PROVIDED PASSAGE:
++++++++++++++++++++
Today we’d like to introduce you to Kaylynn Jaycox.

Kaylynn, let’s start with your story. We’d love to hear how you got started and how the journey has been so far.
I grew up in a small town in Wyoming, where my family didn’t have much but my siblings and I learned the value of hard work. When I was eighteen, on a blizzardy winter night, I packed up my 2000 Oldsmobile with all of my belongings—mostly just clothes—and drove to Dallas, Texas, with the goal of working in the fashion industry. I didn’t have a job lined up, I didn’t know a soul there, I didn’t know where I was going to live, and I had about $1,000 in my bank account. When I arrived, I went straight to the admissions office of The Art Institute of Dallas and asked if I could take classes, which started in just a few days. And then I got to work.

From 2009 to 2015, I worked in many different areas of the industry: wholesale, retail, design; you name it. I just wanted to learn as much as possible and find out what I was good at. But until the Chanel fashion show came to town in 2013, I didn’t really know what a freelance fashion stylist was or what one did. The show was a big deal for the city’s industry. Everyone pitched in to make sure things ran smoothly, and I really wanted to be a part of it. A friend of a friend was working for the show, as a stylist, and when I learned what he did, I knew that I wanted to do that too.
++++++++++++++++++++
MATERIAL PROVIDED:
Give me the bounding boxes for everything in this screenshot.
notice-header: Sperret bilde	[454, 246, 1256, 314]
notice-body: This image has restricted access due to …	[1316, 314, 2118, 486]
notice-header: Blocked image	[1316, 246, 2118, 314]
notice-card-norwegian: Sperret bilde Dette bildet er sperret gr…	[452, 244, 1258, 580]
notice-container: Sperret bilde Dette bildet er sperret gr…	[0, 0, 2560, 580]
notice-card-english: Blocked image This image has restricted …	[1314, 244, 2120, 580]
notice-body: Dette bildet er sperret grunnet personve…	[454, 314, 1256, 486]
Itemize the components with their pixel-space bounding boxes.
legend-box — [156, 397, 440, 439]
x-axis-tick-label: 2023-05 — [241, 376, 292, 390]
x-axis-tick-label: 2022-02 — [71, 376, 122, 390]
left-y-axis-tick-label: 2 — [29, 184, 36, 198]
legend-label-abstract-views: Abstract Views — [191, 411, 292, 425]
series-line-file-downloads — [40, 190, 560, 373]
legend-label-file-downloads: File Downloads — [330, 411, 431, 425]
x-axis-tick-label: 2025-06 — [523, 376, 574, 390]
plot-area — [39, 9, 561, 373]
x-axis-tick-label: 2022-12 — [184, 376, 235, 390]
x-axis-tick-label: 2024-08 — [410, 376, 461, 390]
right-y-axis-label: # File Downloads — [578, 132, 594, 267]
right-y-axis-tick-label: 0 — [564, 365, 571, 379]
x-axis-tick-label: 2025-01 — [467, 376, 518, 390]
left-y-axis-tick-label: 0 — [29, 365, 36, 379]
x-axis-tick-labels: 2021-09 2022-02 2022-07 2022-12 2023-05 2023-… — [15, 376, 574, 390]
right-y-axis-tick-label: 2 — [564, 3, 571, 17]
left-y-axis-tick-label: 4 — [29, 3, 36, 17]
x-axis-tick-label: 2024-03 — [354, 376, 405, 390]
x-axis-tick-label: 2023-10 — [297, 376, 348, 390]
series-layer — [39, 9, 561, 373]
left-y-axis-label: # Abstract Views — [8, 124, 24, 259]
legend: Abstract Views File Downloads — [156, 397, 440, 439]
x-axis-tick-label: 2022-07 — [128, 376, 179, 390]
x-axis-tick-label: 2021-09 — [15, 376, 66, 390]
++++++++++++++++++++
TO BE DONE: Rewrite the interview between "I grew up in" and "got to work.", inclusive, replacing "Oldsmobile" with "Chevrolet".

RESULT OF THE TASK:
I grew up in a small town in Wyoming, where my family didn’t have much but my siblings and I learned the value of hard work. When I was eighteen, on a blizzardy winter night, I packed up my 2000 Chevrolet with all of my belongings—mostly just clothes—and drove to Dallas, Texas, with the goal of working in the fashion industry. I didn’t have a job lined up, I didn’t know a soul there, I didn’t know where I was going to live, and I had about $1,000 in my bank account. When I arrived, I went straight to the admissions office of The Art Institute of Dallas and asked if I could take classes, which started in just a few days. And then I got to work.